### [Record set]
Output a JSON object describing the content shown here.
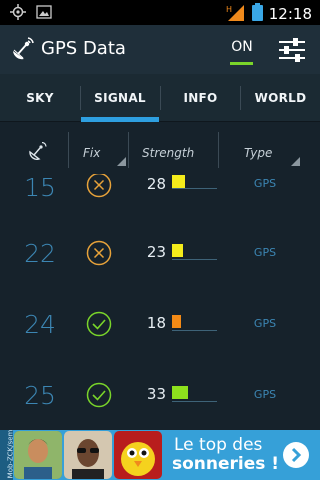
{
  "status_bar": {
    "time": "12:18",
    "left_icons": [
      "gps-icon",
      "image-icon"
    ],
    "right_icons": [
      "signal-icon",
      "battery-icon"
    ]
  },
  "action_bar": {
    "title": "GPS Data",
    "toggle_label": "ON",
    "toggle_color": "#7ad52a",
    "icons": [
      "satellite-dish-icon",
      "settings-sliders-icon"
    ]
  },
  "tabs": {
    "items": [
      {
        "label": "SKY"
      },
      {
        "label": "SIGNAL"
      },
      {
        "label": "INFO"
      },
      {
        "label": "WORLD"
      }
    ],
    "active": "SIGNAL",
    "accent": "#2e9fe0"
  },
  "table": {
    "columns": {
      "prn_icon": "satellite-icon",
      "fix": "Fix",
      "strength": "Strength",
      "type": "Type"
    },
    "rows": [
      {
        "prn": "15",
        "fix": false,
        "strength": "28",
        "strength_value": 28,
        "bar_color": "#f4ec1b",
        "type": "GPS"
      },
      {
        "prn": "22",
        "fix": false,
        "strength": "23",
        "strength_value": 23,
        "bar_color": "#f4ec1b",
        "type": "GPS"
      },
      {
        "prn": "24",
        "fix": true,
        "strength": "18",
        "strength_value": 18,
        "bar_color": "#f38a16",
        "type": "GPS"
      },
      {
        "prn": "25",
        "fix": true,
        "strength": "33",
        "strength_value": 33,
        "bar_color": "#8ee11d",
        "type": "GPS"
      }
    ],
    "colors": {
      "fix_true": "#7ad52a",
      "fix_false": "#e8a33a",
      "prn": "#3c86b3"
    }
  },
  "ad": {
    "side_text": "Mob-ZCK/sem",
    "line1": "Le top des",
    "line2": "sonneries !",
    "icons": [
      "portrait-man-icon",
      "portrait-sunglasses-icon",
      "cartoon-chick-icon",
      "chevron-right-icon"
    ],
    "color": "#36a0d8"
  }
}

### [Work instructions]
Copy out each line exactly, without the pictures.

### [Exercise answer]
Output a JSON object describing the content shown here.
{
  "status_bar": {
    "time": "12:18",
    "left_icons": [
      "gps-icon",
      "image-icon"
    ],
    "right_icons": [
      "signal-icon",
      "battery-icon"
    ]
  },
  "action_bar": {
    "title": "GPS Data",
    "toggle_label": "ON",
    "toggle_color": "#7ad52a",
    "icons": [
      "satellite-dish-icon",
      "settings-sliders-icon"
    ]
  },
  "tabs": {
    "items": [
      {
        "label": "SKY"
      },
      {
        "label": "SIGNAL"
      },
      {
        "label": "INFO"
      },
      {
        "label": "WORLD"
      }
    ],
    "active": "SIGNAL",
    "accent": "#2e9fe0"
  },
  "table": {
    "columns": {
      "prn_icon": "satellite-icon",
      "fix": "Fix",
      "strength": "Strength",
      "type": "Type"
    },
    "rows": [
      {
        "prn": "15",
        "fix": false,
        "strength": "28",
        "strength_value": 28,
        "bar_color": "#f4ec1b",
        "type": "GPS"
      },
      {
        "prn": "22",
        "fix": false,
        "strength": "23",
        "strength_value": 23,
        "bar_color": "#f4ec1b",
        "type": "GPS"
      },
      {
        "prn": "24",
        "fix": true,
        "strength": "18",
        "strength_value": 18,
        "bar_color": "#f38a16",
        "type": "GPS"
      },
      {
        "prn": "25",
        "fix": true,
        "strength": "33",
        "strength_value": 33,
        "bar_color": "#8ee11d",
        "type": "GPS"
      }
    ],
    "colors": {
      "fix_true": "#7ad52a",
      "fix_false": "#e8a33a",
      "prn": "#3c86b3"
    }
  },
  "ad": {
    "side_text": "Mob-ZCK/sem",
    "line1": "Le top des",
    "line2": "sonneries !",
    "icons": [
      "portrait-man-icon",
      "portrait-sunglasses-icon",
      "cartoon-chick-icon",
      "chevron-right-icon"
    ],
    "color": "#36a0d8"
  }
}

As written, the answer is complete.